◆ **GIVEN DATA**:
____________

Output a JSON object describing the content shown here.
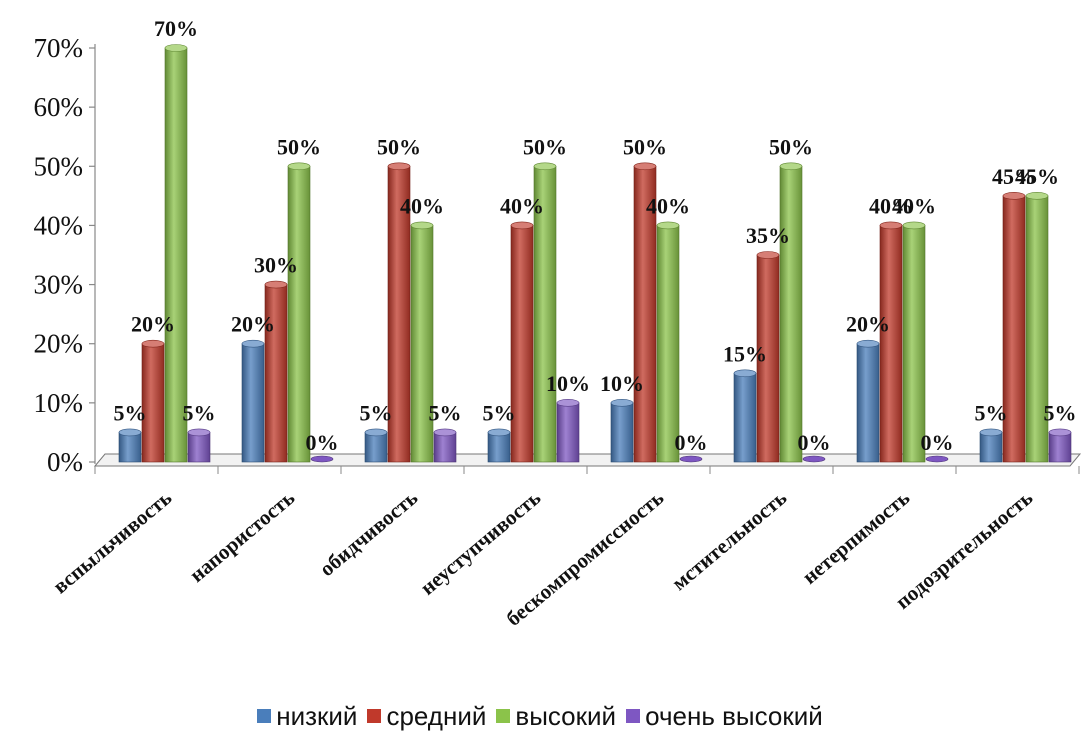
{
  "chart_data": {
    "type": "bar",
    "categories": [
      "вспыльчивость",
      "напористость",
      "обидчивость",
      "неуступчивость",
      "бескомпромиссность",
      "мстительность",
      "нетерпимость",
      "подозрительность"
    ],
    "series": [
      {
        "name": "низкий",
        "color": "#4a7ebb",
        "values": [
          5,
          20,
          5,
          5,
          10,
          15,
          20,
          5
        ]
      },
      {
        "name": "средний",
        "color": "#c0392b",
        "values": [
          20,
          30,
          50,
          40,
          50,
          35,
          40,
          45
        ]
      },
      {
        "name": "высокий",
        "color": "#8bc34a",
        "values": [
          70,
          50,
          40,
          50,
          40,
          50,
          40,
          45
        ]
      },
      {
        "name": "очень высокий",
        "color": "#7e57c2",
        "values": [
          5,
          0,
          5,
          10,
          0,
          0,
          0,
          5
        ]
      }
    ],
    "data_labels": [
      [
        "5%",
        "20%",
        "70%",
        "5%"
      ],
      [
        "20%",
        "30%",
        "50%",
        "0%"
      ],
      [
        "5%",
        "50%",
        "40%",
        "5%"
      ],
      [
        "5%",
        "40%",
        "50%",
        "10%"
      ],
      [
        "10%",
        "50%",
        "40%",
        "0%"
      ],
      [
        "15%",
        "35%",
        "50%",
        "0%"
      ],
      [
        "20%",
        "40%",
        "40%",
        "0%"
      ],
      [
        "5%",
        "45%",
        "45%",
        "5%"
      ]
    ],
    "y_ticks": [
      "0%",
      "10%",
      "20%",
      "30%",
      "40%",
      "50%",
      "60%",
      "70%"
    ],
    "ylim": [
      0,
      70
    ],
    "legend_position": "bottom",
    "grid": false,
    "style": "3d-cylinder"
  }
}
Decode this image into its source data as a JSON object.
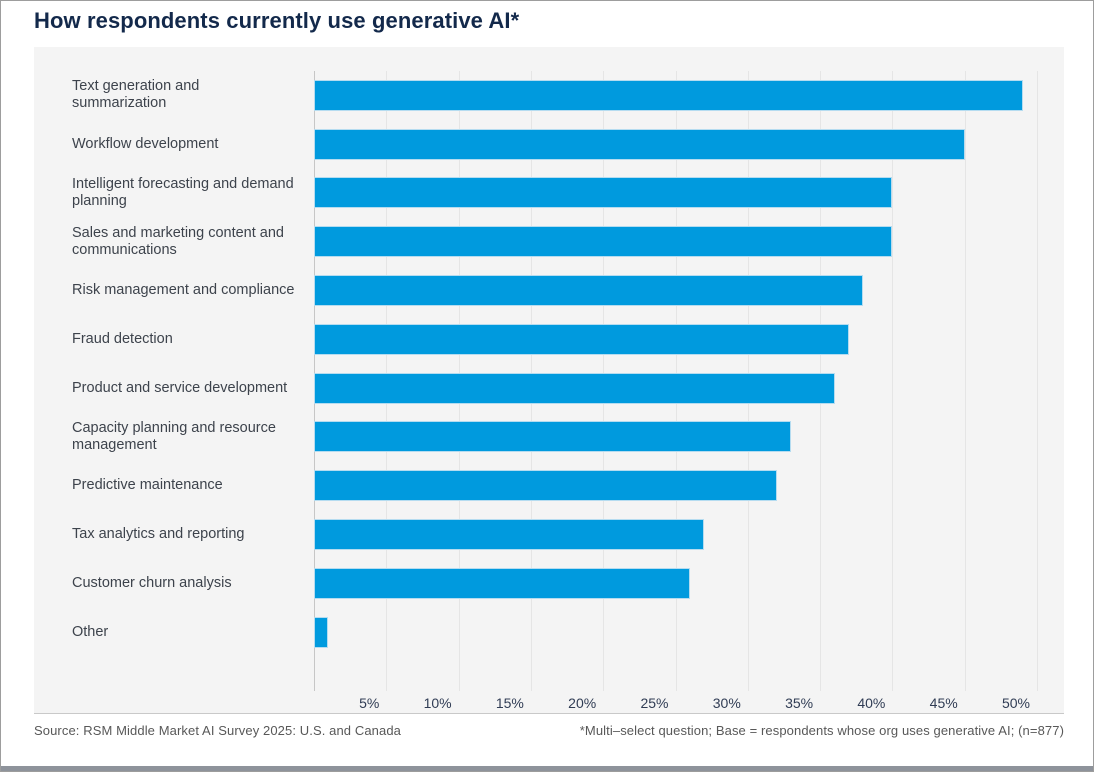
{
  "chart_data": {
    "type": "bar",
    "orientation": "horizontal",
    "title": "How respondents currently use generative AI*",
    "categories": [
      "Text generation and summarization",
      "Workflow development",
      "Intelligent forecasting and demand planning",
      "Sales and marketing content and communications",
      "Risk management and compliance",
      "Fraud detection",
      "Product and service development",
      "Capacity planning and resource management",
      "Predictive maintenance",
      "Tax analytics and reporting",
      "Customer churn analysis",
      "Other"
    ],
    "values": [
      49,
      45,
      40,
      40,
      38,
      37,
      36,
      33,
      32,
      27,
      26,
      1
    ],
    "value_unit": "%",
    "xlim": [
      0,
      50
    ],
    "xtick_labels": [
      "5%",
      "10%",
      "15%",
      "20%",
      "25%",
      "30%",
      "35%",
      "40%",
      "45%",
      "50%"
    ],
    "grid": "vertical",
    "legend": "none",
    "colors": {
      "bar": "#009ade",
      "bar_border": "#b5dcf0",
      "panel_background": "#f4f4f4",
      "gridline": "#e5e5e5",
      "title": "#13294b",
      "label_text": "#3d434c",
      "tick_text": "#303c54"
    }
  },
  "footer": {
    "source": "Source: RSM Middle Market AI Survey 2025: U.S. and Canada",
    "footnote": "*Multi–select question; Base = respondents whose org uses generative AI; (n=877)"
  }
}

____________

◆ **THE TASK**:
Look through the entries and return every line where "content" appears.

◆ **THE SOLUTION**:
Output a JSON object describing the content shown here.
      "Sales and marketing content and communications",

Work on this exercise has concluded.